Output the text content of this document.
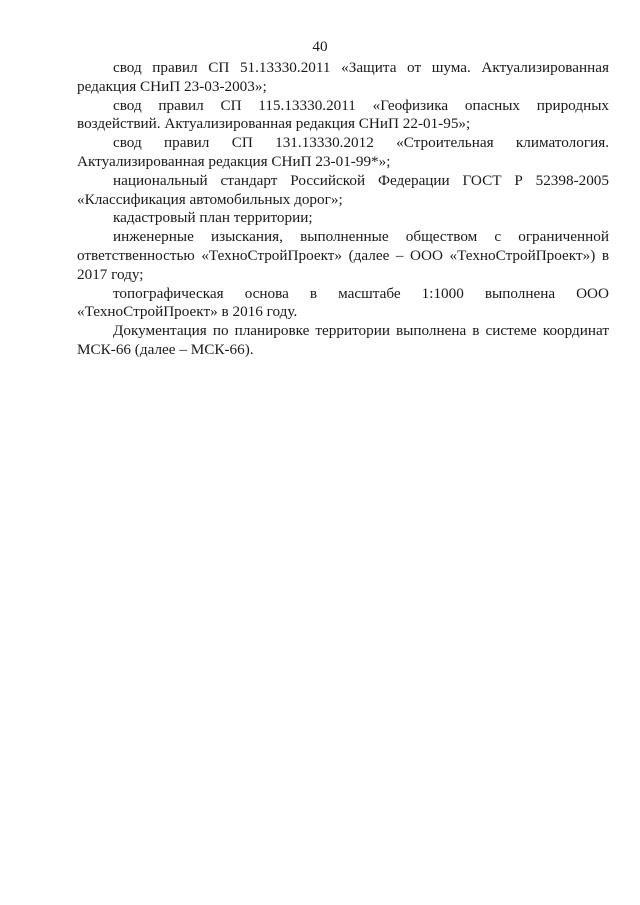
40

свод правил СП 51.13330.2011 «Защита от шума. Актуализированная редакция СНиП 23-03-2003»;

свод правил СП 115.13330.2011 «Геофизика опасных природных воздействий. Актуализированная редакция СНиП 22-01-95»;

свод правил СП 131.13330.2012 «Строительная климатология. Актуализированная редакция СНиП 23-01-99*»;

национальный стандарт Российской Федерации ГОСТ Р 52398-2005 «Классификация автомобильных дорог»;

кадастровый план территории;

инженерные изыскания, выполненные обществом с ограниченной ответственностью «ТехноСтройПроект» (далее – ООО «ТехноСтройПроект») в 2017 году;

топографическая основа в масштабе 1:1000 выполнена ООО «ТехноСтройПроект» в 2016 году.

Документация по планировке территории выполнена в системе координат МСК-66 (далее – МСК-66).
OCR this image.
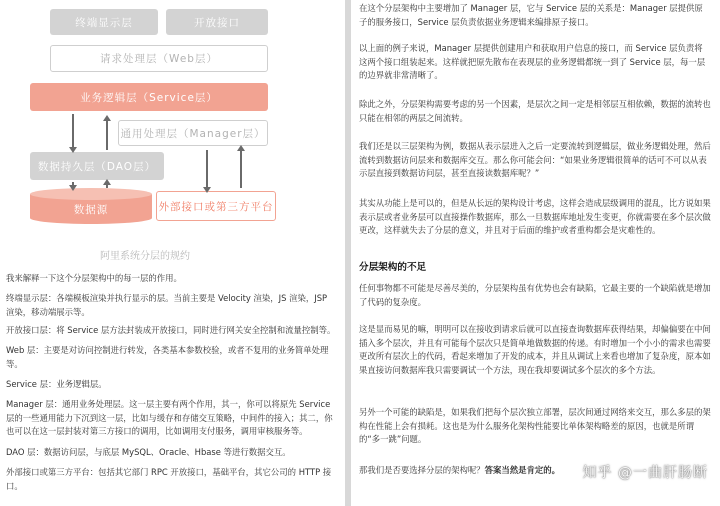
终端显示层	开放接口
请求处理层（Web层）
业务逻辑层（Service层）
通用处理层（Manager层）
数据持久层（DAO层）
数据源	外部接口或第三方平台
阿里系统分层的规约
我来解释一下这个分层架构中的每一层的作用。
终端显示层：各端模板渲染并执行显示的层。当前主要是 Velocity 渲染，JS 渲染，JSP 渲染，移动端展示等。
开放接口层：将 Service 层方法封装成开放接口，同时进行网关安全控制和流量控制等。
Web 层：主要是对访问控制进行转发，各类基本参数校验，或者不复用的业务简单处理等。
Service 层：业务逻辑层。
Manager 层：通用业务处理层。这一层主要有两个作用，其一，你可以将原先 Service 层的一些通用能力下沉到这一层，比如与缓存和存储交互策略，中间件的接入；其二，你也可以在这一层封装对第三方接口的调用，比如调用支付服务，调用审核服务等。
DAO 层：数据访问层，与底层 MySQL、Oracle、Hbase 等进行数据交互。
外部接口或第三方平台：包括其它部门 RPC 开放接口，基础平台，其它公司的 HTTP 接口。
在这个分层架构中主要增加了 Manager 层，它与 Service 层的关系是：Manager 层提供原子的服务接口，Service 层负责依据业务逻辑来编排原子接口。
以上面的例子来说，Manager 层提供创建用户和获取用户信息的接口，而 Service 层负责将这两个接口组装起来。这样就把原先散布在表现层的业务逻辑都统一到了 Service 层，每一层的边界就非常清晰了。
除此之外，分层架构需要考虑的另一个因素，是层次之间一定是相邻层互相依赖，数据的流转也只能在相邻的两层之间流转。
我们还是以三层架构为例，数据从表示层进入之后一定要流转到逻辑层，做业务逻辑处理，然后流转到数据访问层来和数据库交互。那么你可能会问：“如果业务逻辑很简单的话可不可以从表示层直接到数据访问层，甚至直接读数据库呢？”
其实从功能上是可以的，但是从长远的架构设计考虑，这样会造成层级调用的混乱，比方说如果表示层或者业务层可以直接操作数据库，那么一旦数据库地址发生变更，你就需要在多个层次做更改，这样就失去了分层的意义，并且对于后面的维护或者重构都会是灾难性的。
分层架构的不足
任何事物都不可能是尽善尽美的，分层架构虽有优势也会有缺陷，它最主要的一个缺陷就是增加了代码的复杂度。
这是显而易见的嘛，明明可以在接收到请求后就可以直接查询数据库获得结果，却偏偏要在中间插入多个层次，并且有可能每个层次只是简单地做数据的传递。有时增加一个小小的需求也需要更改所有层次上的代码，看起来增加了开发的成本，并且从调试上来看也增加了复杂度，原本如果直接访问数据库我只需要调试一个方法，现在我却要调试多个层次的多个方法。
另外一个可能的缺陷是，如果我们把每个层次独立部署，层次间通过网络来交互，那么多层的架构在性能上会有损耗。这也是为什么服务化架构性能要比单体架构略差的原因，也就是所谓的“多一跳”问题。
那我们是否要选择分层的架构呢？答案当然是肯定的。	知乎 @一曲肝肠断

Exercise prompt
Retype all the records shown above, character for character. Omit every picture.

The answer
Output the text content of this document.
40

свод правил СП 51.13330.2011 «Защита от шума. Актуализированная редакция СНиП 23-03-2003»;

свод правил СП 115.13330.2011 «Геофизика опасных природных воздействий. Актуализированная редакция СНиП 22-01-95»;

свод правил СП 131.13330.2012 «Строительная климатология. Актуализированная редакция СНиП 23-01-99*»;

национальный стандарт Российской Федерации ГОСТ Р 52398-2005 «Классификация автомобильных дорог»;

кадастровый план территории;

инженерные изыскания, выполненные обществом с ограниченной ответственностью «ТехноСтройПроект» (далее – ООО «ТехноСтройПроект») в 2017 году;

топографическая основа в масштабе 1:1000 выполнена ООО «ТехноСтройПроект» в 2016 году.

Документация по планировке территории выполнена в системе координат МСК-66 (далее – МСК-66).
OCR this image.
终端显示层	开放接口
请求处理层（Web层）
业务逻辑层（Service层）
通用处理层（Manager层）
数据持久层（DAO层）
数据源	外部接口或第三方平台
阿里系统分层的规约
我来解释一下这个分层架构中的每一层的作用。
终端显示层：各端模板渲染并执行显示的层。当前主要是 Velocity 渲染，JS 渲染，JSP 渲染，移动端展示等。
开放接口层：将 Service 层方法封装成开放接口，同时进行网关安全控制和流量控制等。
Web 层：主要是对访问控制进行转发，各类基本参数校验，或者不复用的业务简单处理等。
Service 层：业务逻辑层。
Manager 层：通用业务处理层。这一层主要有两个作用，其一，你可以将原先 Service 层的一些通用能力下沉到这一层，比如与缓存和存储交互策略，中间件的接入；其二，你也可以在这一层封装对第三方接口的调用，比如调用支付服务，调用审核服务等。
DAO 层：数据访问层，与底层 MySQL、Oracle、Hbase 等进行数据交互。
外部接口或第三方平台：包括其它部门 RPC 开放接口，基础平台，其它公司的 HTTP 接口。
在这个分层架构中主要增加了 Manager 层，它与 Service 层的关系是：Manager 层提供原子的服务接口，Service 层负责依据业务逻辑来编排原子接口。
以上面的例子来说，Manager 层提供创建用户和获取用户信息的接口，而 Service 层负责将这两个接口组装起来。这样就把原先散布在表现层的业务逻辑都统一到了 Service 层，每一层的边界就非常清晰了。
除此之外，分层架构需要考虑的另一个因素，是层次之间一定是相邻层互相依赖，数据的流转也只能在相邻的两层之间流转。
我们还是以三层架构为例，数据从表示层进入之后一定要流转到逻辑层，做业务逻辑处理，然后流转到数据访问层来和数据库交互。那么你可能会问：“如果业务逻辑很简单的话可不可以从表示层直接到数据访问层，甚至直接读数据库呢？”
其实从功能上是可以的，但是从长远的架构设计考虑，这样会造成层级调用的混乱，比方说如果表示层或者业务层可以直接操作数据库，那么一旦数据库地址发生变更，你就需要在多个层次做更改，这样就失去了分层的意义，并且对于后面的维护或者重构都会是灾难性的。
分层架构的不足
任何事物都不可能是尽善尽美的，分层架构虽有优势也会有缺陷，它最主要的一个缺陷就是增加了代码的复杂度。
这是显而易见的嘛，明明可以在接收到请求后就可以直接查询数据库获得结果，却偏偏要在中间插入多个层次，并且有可能每个层次只是简单地做数据的传递。有时增加一个小小的需求也需要更改所有层次上的代码，看起来增加了开发的成本，并且从调试上来看也增加了复杂度，原本如果直接访问数据库我只需要调试一个方法，现在我却要调试多个层次的多个方法。
另外一个可能的缺陷是，如果我们把每个层次独立部署，层次间通过网络来交互，那么多层的架构在性能上会有损耗。这也是为什么服务化架构性能要比单体架构略差的原因，也就是所谓的“多一跳”问题。
那我们是否要选择分层的架构呢？答案当然是肯定的。	知乎 @一曲肝肠断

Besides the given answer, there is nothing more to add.